_Instructions to follow_
Take the entries below and print all of them exactly, please.
-------- Materials provided --------
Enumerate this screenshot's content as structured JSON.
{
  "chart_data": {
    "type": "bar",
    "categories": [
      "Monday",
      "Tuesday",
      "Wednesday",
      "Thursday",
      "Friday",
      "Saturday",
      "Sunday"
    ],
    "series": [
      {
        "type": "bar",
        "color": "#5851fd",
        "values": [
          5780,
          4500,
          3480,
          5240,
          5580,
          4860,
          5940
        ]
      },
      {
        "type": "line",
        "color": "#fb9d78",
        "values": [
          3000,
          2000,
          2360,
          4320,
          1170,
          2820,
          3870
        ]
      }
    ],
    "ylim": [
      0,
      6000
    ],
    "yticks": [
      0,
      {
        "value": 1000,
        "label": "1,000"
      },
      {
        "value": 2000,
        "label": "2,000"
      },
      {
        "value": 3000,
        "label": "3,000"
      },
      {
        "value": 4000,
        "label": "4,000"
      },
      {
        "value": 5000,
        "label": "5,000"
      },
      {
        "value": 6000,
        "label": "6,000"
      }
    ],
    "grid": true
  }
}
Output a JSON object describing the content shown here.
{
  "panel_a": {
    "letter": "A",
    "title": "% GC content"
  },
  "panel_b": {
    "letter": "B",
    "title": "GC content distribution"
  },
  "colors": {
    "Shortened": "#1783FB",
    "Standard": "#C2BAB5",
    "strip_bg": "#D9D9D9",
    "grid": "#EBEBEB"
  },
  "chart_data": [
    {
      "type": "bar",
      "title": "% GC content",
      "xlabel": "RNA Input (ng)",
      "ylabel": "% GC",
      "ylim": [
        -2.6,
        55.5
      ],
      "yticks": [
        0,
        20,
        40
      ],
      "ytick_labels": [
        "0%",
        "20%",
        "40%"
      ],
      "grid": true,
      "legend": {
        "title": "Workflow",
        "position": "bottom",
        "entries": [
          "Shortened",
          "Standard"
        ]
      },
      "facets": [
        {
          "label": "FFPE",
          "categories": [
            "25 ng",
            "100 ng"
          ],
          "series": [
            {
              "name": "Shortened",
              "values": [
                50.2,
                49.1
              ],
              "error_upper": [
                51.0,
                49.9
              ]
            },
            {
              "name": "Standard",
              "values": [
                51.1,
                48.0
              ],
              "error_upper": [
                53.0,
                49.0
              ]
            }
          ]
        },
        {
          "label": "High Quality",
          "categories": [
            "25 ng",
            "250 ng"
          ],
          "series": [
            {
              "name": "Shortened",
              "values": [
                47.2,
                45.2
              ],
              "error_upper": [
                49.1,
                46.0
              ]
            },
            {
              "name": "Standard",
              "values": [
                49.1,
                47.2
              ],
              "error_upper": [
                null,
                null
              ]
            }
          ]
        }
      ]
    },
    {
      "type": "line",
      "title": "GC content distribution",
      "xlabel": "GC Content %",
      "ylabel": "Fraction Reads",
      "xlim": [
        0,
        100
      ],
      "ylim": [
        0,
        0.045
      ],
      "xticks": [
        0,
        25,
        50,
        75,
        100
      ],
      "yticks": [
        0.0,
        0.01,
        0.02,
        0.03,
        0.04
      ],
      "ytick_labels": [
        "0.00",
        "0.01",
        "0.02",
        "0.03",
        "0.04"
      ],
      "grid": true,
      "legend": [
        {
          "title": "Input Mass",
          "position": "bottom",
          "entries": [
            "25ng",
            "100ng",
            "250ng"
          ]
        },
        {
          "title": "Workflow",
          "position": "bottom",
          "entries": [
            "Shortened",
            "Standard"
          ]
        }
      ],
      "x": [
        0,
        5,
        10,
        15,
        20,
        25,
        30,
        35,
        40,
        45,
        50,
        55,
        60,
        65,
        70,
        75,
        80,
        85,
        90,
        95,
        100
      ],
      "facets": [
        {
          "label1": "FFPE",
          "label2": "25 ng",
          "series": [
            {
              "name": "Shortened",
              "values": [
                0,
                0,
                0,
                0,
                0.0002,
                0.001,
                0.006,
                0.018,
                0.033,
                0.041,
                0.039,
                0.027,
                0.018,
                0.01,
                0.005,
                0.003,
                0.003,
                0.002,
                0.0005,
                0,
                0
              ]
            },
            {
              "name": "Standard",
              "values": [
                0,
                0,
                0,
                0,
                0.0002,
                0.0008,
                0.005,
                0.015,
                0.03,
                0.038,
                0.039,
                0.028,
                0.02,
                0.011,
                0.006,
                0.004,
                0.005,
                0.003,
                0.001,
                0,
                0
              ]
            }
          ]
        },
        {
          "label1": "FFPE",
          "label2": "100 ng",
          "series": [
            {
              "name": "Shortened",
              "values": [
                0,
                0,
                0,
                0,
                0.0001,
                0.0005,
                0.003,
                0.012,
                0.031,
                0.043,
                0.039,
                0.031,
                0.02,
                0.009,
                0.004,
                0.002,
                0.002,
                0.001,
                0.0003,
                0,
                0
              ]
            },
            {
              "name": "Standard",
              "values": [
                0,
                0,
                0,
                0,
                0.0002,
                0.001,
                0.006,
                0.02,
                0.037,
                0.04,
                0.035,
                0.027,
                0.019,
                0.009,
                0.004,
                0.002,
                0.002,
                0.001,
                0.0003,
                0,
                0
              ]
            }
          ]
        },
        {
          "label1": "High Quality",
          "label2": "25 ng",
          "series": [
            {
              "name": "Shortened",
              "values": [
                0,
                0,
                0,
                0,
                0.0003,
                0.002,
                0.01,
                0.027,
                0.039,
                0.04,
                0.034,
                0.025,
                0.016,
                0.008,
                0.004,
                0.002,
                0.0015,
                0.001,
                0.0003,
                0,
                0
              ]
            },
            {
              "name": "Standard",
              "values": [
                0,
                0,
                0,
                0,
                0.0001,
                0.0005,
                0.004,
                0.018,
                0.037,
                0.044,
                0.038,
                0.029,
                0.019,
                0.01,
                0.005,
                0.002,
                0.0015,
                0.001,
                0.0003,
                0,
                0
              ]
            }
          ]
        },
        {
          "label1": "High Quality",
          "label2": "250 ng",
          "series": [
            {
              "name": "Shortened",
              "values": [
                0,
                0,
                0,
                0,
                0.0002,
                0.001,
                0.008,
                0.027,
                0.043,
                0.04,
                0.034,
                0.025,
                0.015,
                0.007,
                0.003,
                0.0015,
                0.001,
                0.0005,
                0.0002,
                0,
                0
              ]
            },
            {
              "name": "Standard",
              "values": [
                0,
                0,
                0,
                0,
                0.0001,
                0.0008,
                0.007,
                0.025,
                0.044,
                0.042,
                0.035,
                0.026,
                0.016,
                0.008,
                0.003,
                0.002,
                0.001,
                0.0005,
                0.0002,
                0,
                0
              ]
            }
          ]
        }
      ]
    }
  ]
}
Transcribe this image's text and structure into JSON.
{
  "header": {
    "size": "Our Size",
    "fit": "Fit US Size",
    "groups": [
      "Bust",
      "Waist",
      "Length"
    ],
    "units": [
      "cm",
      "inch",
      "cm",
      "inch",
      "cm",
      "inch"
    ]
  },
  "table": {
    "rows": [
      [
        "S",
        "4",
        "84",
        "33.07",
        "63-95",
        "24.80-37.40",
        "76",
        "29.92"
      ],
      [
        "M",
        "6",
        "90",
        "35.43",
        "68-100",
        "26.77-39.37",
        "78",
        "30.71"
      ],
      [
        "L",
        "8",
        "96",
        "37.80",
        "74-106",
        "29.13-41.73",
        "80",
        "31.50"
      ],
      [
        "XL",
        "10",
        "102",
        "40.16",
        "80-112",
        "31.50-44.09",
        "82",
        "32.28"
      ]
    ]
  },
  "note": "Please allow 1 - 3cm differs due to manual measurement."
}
--------
_Exercise answer_
Enumerate this screenshot's content as structured JSON.
{
  "chart_data": {
    "type": "bar",
    "categories": [
      "Monday",
      "Tuesday",
      "Wednesday",
      "Thursday",
      "Friday",
      "Saturday",
      "Sunday"
    ],
    "series": [
      {
        "type": "bar",
        "color": "#5851fd",
        "values": [
          5780,
          4500,
          3480,
          5240,
          5580,
          4860,
          5940
        ]
      },
      {
        "type": "line",
        "color": "#fb9d78",
        "values": [
          3000,
          2000,
          2360,
          4320,
          1170,
          2820,
          3870
        ]
      }
    ],
    "ylim": [
      0,
      6000
    ],
    "yticks": [
      0,
      {
        "value": 1000,
        "label": "1,000"
      },
      {
        "value": 2000,
        "label": "2,000"
      },
      {
        "value": 3000,
        "label": "3,000"
      },
      {
        "value": 4000,
        "label": "4,000"
      },
      {
        "value": 5000,
        "label": "5,000"
      },
      {
        "value": 6000,
        "label": "6,000"
      }
    ],
    "grid": true
  }
}
Output a JSON object describing the content shown here.
{
  "panel_a": {
    "letter": "A",
    "title": "% GC content"
  },
  "panel_b": {
    "letter": "B",
    "title": "GC content distribution"
  },
  "colors": {
    "Shortened": "#1783FB",
    "Standard": "#C2BAB5",
    "strip_bg": "#D9D9D9",
    "grid": "#EBEBEB"
  },
  "chart_data": [
    {
      "type": "bar",
      "title": "% GC content",
      "xlabel": "RNA Input (ng)",
      "ylabel": "% GC",
      "ylim": [
        -2.6,
        55.5
      ],
      "yticks": [
        0,
        20,
        40
      ],
      "ytick_labels": [
        "0%",
        "20%",
        "40%"
      ],
      "grid": true,
      "legend": {
        "title": "Workflow",
        "position": "bottom",
        "entries": [
          "Shortened",
          "Standard"
        ]
      },
      "facets": [
        {
          "label": "FFPE",
          "categories": [
            "25 ng",
            "100 ng"
          ],
          "series": [
            {
              "name": "Shortened",
              "values": [
                50.2,
                49.1
              ],
              "error_upper": [
                51.0,
                49.9
              ]
            },
            {
              "name": "Standard",
              "values": [
                51.1,
                48.0
              ],
              "error_upper": [
                53.0,
                49.0
              ]
            }
          ]
        },
        {
          "label": "High Quality",
          "categories": [
            "25 ng",
            "250 ng"
          ],
          "series": [
            {
              "name": "Shortened",
              "values": [
                47.2,
                45.2
              ],
              "error_upper": [
                49.1,
                46.0
              ]
            },
            {
              "name": "Standard",
              "values": [
                49.1,
                47.2
              ],
              "error_upper": [
                null,
                null
              ]
            }
          ]
        }
      ]
    },
    {
      "type": "line",
      "title": "GC content distribution",
      "xlabel": "GC Content %",
      "ylabel": "Fraction Reads",
      "xlim": [
        0,
        100
      ],
      "ylim": [
        0,
        0.045
      ],
      "xticks": [
        0,
        25,
        50,
        75,
        100
      ],
      "yticks": [
        0.0,
        0.01,
        0.02,
        0.03,
        0.04
      ],
      "ytick_labels": [
        "0.00",
        "0.01",
        "0.02",
        "0.03",
        "0.04"
      ],
      "grid": true,
      "legend": [
        {
          "title": "Input Mass",
          "position": "bottom",
          "entries": [
            "25ng",
            "100ng",
            "250ng"
          ]
        },
        {
          "title": "Workflow",
          "position": "bottom",
          "entries": [
            "Shortened",
            "Standard"
          ]
        }
      ],
      "x": [
        0,
        5,
        10,
        15,
        20,
        25,
        30,
        35,
        40,
        45,
        50,
        55,
        60,
        65,
        70,
        75,
        80,
        85,
        90,
        95,
        100
      ],
      "facets": [
        {
          "label1": "FFPE",
          "label2": "25 ng",
          "series": [
            {
              "name": "Shortened",
              "values": [
                0,
                0,
                0,
                0,
                0.0002,
                0.001,
                0.006,
                0.018,
                0.033,
                0.041,
                0.039,
                0.027,
                0.018,
                0.01,
                0.005,
                0.003,
                0.003,
                0.002,
                0.0005,
                0,
                0
              ]
            },
            {
              "name": "Standard",
              "values": [
                0,
                0,
                0,
                0,
                0.0002,
                0.0008,
                0.005,
                0.015,
                0.03,
                0.038,
                0.039,
                0.028,
                0.02,
                0.011,
                0.006,
                0.004,
                0.005,
                0.003,
                0.001,
                0,
                0
              ]
            }
          ]
        },
        {
          "label1": "FFPE",
          "label2": "100 ng",
          "series": [
            {
              "name": "Shortened",
              "values": [
                0,
                0,
                0,
                0,
                0.0001,
                0.0005,
                0.003,
                0.012,
                0.031,
                0.043,
                0.039,
                0.031,
                0.02,
                0.009,
                0.004,
                0.002,
                0.002,
                0.001,
                0.0003,
                0,
                0
              ]
            },
            {
              "name": "Standard",
              "values": [
                0,
                0,
                0,
                0,
                0.0002,
                0.001,
                0.006,
                0.02,
                0.037,
                0.04,
                0.035,
                0.027,
                0.019,
                0.009,
                0.004,
                0.002,
                0.002,
                0.001,
                0.0003,
                0,
                0
              ]
            }
          ]
        },
        {
          "label1": "High Quality",
          "label2": "25 ng",
          "series": [
            {
              "name": "Shortened",
              "values": [
                0,
                0,
                0,
                0,
                0.0003,
                0.002,
                0.01,
                0.027,
                0.039,
                0.04,
                0.034,
                0.025,
                0.016,
                0.008,
                0.004,
                0.002,
                0.0015,
                0.001,
                0.0003,
                0,
                0
              ]
            },
            {
              "name": "Standard",
              "values": [
                0,
                0,
                0,
                0,
                0.0001,
                0.0005,
                0.004,
                0.018,
                0.037,
                0.044,
                0.038,
                0.029,
                0.019,
                0.01,
                0.005,
                0.002,
                0.0015,
                0.001,
                0.0003,
                0,
                0
              ]
            }
          ]
        },
        {
          "label1": "High Quality",
          "label2": "250 ng",
          "series": [
            {
              "name": "Shortened",
              "values": [
                0,
                0,
                0,
                0,
                0.0002,
                0.001,
                0.008,
                0.027,
                0.043,
                0.04,
                0.034,
                0.025,
                0.015,
                0.007,
                0.003,
                0.0015,
                0.001,
                0.0005,
                0.0002,
                0,
                0
              ]
            },
            {
              "name": "Standard",
              "values": [
                0,
                0,
                0,
                0,
                0.0001,
                0.0008,
                0.007,
                0.025,
                0.044,
                0.042,
                0.035,
                0.026,
                0.016,
                0.008,
                0.003,
                0.002,
                0.001,
                0.0005,
                0.0002,
                0,
                0
              ]
            }
          ]
        }
      ]
    }
  ]
}
Transcribe this image's text and structure into JSON.
{
  "header": {
    "size": "Our Size",
    "fit": "Fit US Size",
    "groups": [
      "Bust",
      "Waist",
      "Length"
    ],
    "units": [
      "cm",
      "inch",
      "cm",
      "inch",
      "cm",
      "inch"
    ]
  },
  "table": {
    "rows": [
      [
        "S",
        "4",
        "84",
        "33.07",
        "63-95",
        "24.80-37.40",
        "76",
        "29.92"
      ],
      [
        "M",
        "6",
        "90",
        "35.43",
        "68-100",
        "26.77-39.37",
        "78",
        "30.71"
      ],
      [
        "L",
        "8",
        "96",
        "37.80",
        "74-106",
        "29.13-41.73",
        "80",
        "31.50"
      ],
      [
        "XL",
        "10",
        "102",
        "40.16",
        "80-112",
        "31.50-44.09",
        "82",
        "32.28"
      ]
    ]
  },
  "note": "Please allow 1 - 3cm differs due to manual measurement."
}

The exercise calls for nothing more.